• **REQUIREMENTS**:
Lift out all lines below that contain "RMSE".

— Begin RECORDS FOR THIS EXERCISE —

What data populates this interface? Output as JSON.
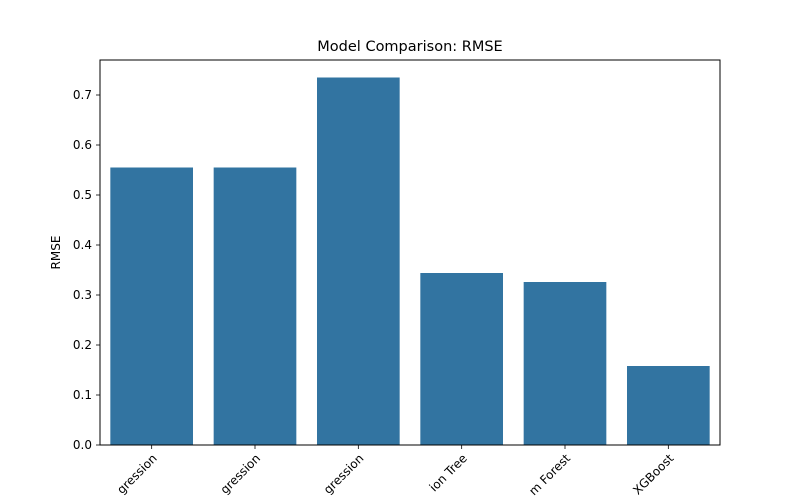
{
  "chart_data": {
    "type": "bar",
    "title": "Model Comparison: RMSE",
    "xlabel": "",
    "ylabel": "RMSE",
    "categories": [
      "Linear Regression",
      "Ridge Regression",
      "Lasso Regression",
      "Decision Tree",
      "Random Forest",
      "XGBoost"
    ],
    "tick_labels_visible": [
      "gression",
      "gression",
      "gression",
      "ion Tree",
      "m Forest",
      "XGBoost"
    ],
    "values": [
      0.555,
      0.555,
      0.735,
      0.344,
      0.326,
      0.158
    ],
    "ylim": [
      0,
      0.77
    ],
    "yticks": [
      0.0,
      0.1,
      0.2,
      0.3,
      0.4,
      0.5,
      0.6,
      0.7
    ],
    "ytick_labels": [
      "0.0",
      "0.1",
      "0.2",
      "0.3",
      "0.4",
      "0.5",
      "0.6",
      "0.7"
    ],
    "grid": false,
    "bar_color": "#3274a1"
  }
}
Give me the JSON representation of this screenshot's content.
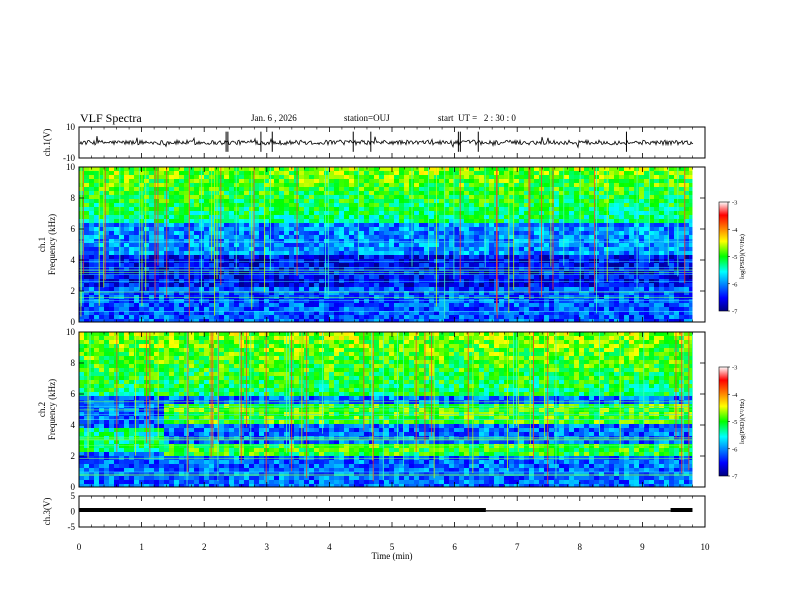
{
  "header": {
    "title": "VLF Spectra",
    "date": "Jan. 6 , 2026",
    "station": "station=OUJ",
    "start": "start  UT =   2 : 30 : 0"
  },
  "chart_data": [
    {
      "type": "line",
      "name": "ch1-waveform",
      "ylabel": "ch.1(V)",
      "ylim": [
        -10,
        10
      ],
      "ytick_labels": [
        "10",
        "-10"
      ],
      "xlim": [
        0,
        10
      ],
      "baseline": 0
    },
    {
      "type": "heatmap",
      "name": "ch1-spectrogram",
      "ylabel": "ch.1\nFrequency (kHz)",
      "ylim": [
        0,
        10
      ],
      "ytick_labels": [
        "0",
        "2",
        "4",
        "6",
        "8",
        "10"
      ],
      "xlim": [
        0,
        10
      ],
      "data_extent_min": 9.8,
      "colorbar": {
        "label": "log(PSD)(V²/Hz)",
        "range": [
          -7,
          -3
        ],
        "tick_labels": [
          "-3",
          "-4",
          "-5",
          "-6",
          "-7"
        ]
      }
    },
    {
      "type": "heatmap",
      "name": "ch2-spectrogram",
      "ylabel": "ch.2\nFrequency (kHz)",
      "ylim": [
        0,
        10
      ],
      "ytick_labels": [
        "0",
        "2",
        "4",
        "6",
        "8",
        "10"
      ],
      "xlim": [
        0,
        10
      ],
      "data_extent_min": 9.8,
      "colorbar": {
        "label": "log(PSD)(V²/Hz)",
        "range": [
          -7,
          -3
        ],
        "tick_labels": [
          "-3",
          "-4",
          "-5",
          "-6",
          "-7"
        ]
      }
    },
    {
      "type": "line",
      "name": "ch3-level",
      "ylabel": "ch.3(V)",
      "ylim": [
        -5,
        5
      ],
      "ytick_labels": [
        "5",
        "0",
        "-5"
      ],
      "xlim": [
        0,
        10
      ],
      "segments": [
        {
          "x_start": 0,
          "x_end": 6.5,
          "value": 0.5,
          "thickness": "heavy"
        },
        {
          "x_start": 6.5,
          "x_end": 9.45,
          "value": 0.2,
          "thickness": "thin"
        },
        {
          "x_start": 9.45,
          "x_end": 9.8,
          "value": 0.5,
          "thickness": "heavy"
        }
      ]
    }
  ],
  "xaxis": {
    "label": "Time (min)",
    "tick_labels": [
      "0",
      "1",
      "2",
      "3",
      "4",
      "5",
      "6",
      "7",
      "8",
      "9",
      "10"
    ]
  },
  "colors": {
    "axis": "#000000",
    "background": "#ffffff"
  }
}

— End RECORDS FOR THIS EXERCISE —

• **ANSWER FOR THE TASK**:
    "title": "Model Comparison: RMSE",
    "ylabel": "RMSE",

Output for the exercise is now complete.